== Your task ==
Starting at the line that contains "Convert this screenshot", reproduce every line through the end of the entries below, with no pictures in the copy.

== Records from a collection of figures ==
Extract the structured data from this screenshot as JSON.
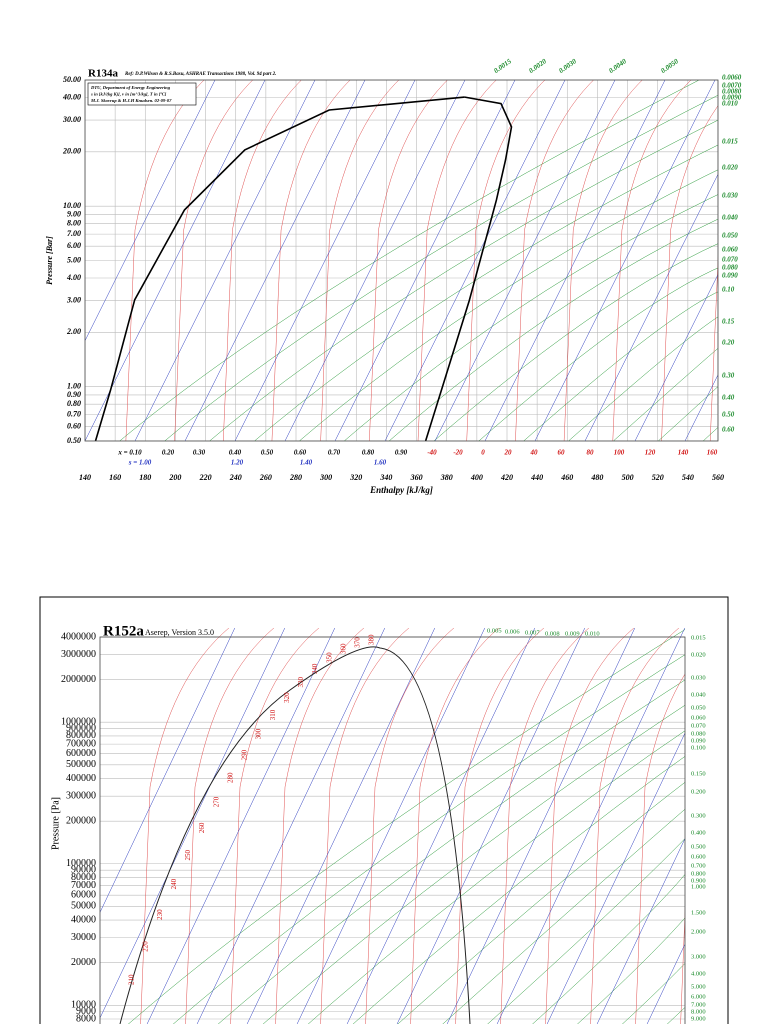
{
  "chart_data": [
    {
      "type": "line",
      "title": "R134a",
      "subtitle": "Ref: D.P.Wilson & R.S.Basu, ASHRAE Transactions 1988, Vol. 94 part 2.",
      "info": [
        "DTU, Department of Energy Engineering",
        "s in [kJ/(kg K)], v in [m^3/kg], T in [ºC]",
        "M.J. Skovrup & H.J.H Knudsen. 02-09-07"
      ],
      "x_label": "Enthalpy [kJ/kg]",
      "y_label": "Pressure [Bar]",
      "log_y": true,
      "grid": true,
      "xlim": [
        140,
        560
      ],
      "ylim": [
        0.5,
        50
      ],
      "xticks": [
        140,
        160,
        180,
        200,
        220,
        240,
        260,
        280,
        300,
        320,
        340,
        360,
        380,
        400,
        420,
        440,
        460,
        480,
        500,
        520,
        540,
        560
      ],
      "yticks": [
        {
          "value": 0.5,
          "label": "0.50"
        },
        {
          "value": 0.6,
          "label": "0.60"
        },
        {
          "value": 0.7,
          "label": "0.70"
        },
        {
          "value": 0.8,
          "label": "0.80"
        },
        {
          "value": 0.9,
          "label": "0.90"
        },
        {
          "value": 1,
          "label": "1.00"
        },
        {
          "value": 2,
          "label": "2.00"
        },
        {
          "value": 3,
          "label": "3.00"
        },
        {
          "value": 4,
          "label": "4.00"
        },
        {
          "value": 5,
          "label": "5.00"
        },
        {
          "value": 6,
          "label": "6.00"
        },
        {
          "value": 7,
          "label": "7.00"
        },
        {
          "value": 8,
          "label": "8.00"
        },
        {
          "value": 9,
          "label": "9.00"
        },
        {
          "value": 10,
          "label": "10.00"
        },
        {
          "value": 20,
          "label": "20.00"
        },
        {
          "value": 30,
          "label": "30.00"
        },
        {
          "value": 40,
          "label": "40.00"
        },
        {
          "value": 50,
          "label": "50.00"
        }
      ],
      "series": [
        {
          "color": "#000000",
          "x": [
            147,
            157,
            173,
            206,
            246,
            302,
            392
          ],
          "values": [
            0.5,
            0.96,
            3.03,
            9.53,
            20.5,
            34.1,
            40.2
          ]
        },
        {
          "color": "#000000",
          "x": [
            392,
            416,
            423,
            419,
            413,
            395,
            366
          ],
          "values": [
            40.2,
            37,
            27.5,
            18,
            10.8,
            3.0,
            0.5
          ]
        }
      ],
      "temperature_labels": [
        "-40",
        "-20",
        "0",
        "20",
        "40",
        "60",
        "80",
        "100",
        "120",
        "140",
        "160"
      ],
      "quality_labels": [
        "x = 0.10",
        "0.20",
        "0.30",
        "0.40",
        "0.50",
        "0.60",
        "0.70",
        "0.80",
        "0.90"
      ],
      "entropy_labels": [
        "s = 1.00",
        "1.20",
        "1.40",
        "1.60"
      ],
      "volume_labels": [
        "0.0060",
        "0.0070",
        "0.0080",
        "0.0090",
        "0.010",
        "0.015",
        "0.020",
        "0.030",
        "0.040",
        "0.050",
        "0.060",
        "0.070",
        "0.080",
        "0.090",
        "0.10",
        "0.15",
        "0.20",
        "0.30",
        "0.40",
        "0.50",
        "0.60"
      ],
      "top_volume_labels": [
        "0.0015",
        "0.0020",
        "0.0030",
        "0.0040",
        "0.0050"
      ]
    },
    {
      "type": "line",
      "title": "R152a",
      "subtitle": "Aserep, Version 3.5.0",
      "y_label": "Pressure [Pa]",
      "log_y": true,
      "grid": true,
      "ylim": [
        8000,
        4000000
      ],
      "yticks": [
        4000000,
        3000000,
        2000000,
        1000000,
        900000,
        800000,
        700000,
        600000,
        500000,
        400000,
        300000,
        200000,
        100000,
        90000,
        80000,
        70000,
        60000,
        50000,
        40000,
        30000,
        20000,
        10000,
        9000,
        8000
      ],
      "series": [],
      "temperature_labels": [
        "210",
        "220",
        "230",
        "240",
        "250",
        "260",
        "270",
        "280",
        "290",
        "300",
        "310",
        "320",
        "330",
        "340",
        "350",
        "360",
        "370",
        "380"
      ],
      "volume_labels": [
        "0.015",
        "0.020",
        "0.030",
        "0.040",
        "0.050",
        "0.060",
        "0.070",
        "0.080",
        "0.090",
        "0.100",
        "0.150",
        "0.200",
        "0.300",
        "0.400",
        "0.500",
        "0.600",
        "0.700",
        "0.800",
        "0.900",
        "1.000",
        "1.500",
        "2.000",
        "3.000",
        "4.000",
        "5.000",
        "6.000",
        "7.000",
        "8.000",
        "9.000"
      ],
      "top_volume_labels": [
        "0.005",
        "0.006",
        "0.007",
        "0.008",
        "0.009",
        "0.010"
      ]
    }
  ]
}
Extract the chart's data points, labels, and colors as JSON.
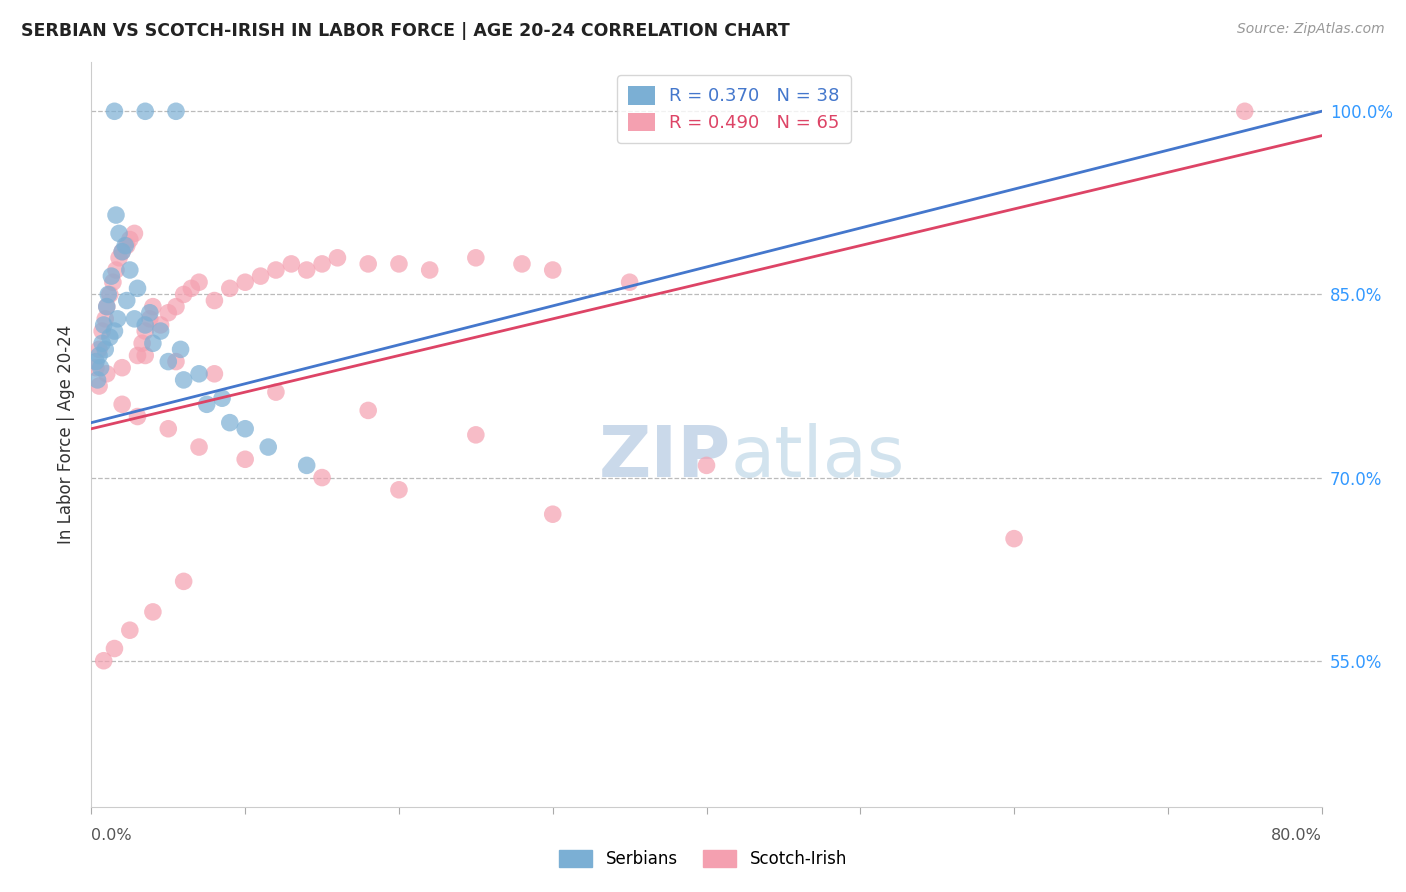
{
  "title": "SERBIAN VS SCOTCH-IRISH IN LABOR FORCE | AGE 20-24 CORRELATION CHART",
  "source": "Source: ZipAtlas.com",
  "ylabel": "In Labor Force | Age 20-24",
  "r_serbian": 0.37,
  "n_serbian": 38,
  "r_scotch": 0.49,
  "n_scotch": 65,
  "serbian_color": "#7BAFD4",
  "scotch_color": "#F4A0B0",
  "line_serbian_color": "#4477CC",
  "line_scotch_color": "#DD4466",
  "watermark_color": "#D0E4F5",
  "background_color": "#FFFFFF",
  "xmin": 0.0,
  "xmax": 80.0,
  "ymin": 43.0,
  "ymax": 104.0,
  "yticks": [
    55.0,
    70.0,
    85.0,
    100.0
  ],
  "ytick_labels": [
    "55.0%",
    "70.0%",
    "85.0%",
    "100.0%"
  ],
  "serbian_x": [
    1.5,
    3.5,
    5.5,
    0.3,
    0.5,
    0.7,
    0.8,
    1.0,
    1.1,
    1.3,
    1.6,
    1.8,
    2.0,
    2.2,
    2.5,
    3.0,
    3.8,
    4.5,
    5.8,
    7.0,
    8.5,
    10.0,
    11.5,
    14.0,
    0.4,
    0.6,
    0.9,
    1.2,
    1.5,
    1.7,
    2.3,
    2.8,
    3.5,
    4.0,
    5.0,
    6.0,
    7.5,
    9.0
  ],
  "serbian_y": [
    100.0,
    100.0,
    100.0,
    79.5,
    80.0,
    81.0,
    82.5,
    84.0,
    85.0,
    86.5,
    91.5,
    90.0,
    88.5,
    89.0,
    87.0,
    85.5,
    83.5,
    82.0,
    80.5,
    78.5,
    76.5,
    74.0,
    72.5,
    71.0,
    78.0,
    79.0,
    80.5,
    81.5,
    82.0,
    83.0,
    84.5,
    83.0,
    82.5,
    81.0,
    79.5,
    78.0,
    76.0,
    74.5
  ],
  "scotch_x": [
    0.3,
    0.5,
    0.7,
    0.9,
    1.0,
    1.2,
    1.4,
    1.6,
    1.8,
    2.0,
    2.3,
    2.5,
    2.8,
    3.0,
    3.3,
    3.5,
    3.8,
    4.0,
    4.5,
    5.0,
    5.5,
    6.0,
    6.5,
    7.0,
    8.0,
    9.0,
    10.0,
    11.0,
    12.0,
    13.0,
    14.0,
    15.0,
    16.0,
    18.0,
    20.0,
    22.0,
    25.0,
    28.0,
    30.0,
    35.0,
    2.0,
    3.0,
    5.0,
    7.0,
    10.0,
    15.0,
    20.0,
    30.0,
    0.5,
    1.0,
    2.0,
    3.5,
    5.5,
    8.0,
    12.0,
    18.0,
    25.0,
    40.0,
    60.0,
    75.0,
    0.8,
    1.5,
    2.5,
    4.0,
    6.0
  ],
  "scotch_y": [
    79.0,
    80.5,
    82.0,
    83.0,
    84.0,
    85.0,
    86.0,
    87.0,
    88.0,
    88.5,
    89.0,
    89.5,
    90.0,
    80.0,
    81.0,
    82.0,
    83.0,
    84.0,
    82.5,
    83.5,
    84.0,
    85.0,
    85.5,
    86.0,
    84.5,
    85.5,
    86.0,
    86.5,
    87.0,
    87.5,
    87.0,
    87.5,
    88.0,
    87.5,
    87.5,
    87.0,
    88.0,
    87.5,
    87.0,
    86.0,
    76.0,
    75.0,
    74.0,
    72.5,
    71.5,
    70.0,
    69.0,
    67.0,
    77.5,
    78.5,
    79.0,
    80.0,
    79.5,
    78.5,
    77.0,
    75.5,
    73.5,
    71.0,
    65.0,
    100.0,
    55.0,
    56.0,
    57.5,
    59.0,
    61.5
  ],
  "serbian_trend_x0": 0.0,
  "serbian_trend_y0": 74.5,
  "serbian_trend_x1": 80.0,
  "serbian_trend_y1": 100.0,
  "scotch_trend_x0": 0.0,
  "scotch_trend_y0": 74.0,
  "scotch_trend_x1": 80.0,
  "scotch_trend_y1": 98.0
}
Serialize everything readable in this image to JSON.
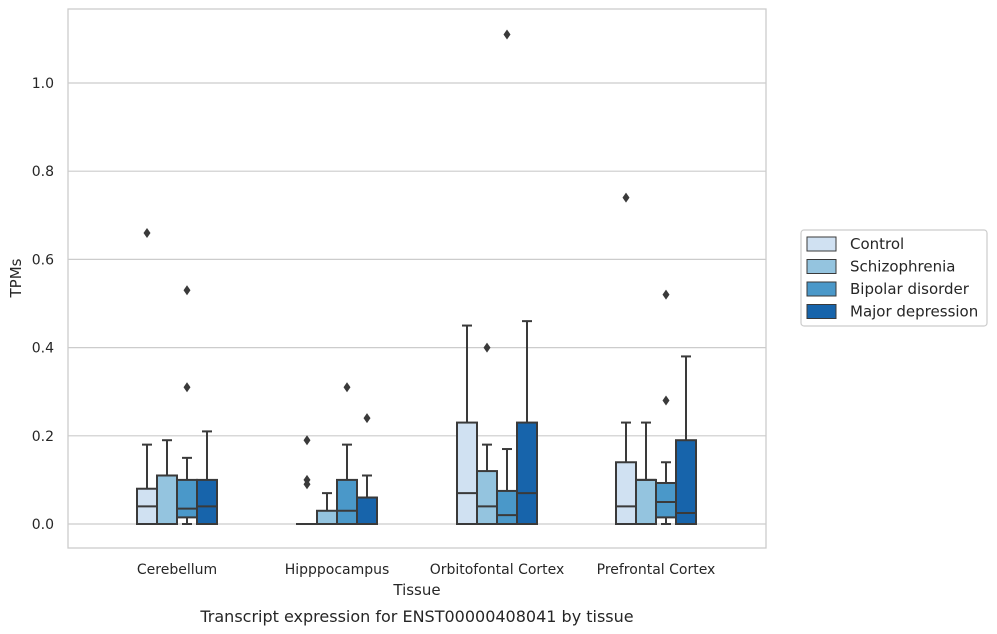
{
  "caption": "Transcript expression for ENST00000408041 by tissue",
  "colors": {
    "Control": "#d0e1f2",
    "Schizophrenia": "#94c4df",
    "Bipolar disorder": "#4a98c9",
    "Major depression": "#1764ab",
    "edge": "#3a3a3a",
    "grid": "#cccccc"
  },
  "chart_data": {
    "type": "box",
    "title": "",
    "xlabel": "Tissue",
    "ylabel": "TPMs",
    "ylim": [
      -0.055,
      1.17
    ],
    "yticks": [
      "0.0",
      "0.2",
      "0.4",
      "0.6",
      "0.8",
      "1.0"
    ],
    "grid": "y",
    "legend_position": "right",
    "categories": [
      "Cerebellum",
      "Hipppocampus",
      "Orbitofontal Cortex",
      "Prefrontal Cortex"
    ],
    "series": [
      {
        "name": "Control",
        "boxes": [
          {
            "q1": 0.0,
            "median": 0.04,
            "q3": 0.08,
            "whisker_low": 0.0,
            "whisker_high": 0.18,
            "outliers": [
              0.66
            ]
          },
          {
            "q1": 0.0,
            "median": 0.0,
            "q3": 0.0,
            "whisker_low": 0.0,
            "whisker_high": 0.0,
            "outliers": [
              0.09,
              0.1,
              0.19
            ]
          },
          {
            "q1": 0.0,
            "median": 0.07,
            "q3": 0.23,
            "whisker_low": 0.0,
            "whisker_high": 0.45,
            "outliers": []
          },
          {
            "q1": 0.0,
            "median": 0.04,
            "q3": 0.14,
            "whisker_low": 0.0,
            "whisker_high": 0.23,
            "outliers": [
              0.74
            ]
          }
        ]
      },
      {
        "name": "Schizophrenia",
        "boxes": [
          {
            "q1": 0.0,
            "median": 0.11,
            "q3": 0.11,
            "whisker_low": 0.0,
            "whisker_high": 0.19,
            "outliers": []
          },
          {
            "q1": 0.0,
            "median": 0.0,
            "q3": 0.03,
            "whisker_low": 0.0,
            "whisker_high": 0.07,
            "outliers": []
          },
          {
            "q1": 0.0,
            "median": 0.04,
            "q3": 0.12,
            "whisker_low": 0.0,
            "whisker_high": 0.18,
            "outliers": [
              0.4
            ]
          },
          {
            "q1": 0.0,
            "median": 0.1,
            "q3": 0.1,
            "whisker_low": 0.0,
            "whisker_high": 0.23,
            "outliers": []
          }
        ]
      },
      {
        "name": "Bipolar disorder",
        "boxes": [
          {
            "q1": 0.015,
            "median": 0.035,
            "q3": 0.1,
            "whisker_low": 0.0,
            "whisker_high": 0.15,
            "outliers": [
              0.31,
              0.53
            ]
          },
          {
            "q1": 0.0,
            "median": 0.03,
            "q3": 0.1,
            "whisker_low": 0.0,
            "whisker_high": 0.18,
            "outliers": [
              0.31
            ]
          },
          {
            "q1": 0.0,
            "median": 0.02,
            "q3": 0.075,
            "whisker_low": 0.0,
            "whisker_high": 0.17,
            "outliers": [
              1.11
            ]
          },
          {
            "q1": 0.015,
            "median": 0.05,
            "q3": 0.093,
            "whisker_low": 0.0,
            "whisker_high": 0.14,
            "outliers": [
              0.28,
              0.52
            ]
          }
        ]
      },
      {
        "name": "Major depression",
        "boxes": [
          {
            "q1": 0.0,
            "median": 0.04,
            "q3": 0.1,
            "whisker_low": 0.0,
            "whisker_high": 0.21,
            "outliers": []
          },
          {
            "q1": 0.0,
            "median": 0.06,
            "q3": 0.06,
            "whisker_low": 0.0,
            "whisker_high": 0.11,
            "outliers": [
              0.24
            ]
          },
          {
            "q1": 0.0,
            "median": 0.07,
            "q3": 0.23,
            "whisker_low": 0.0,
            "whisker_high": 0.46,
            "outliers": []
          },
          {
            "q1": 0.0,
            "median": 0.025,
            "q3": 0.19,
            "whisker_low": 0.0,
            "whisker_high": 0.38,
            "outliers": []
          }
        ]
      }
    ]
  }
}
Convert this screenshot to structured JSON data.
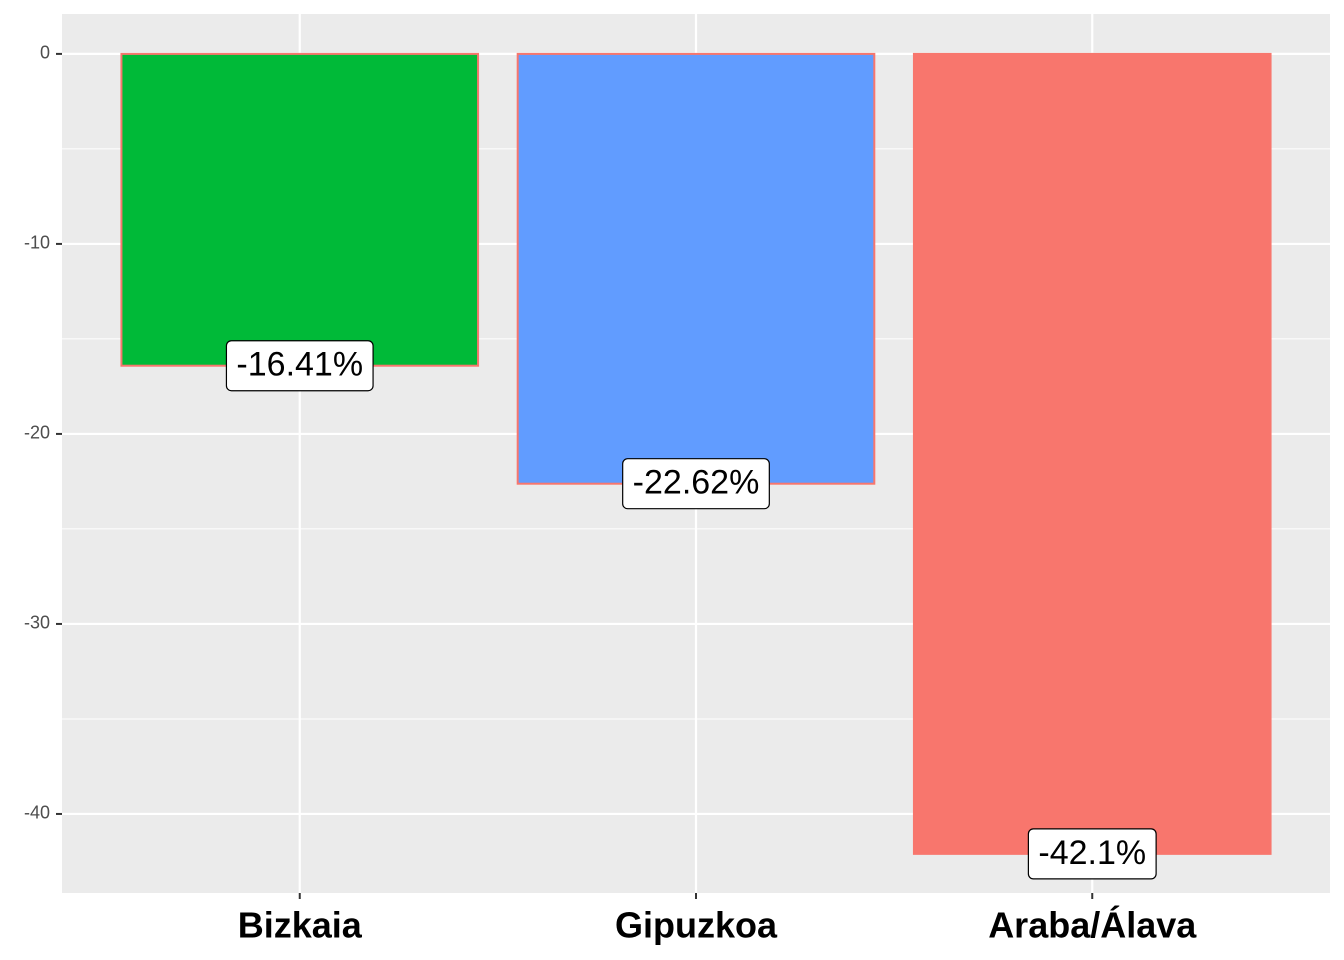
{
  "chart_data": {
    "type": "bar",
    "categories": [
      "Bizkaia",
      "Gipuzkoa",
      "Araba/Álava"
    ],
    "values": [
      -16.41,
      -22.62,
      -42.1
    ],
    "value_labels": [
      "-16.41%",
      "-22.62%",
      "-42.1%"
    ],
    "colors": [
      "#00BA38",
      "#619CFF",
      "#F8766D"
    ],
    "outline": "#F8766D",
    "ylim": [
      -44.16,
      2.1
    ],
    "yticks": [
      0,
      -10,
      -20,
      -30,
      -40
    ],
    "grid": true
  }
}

== Task answer ==
Convert this screenshot to structured JSON data.
{
  "chart_data": {
    "type": "bar",
    "categories": [
      "Bizkaia",
      "Gipuzkoa",
      "Araba/Álava"
    ],
    "values": [
      -16.41,
      -22.62,
      -42.1
    ],
    "value_labels": [
      "-16.41%",
      "-22.62%",
      "-42.1%"
    ],
    "colors": [
      "#00BA38",
      "#619CFF",
      "#F8766D"
    ],
    "outline": "#F8766D",
    "ylim": [
      -44.16,
      2.1
    ],
    "yticks": [
      0,
      -10,
      -20,
      -30,
      -40
    ],
    "grid": true
  }
}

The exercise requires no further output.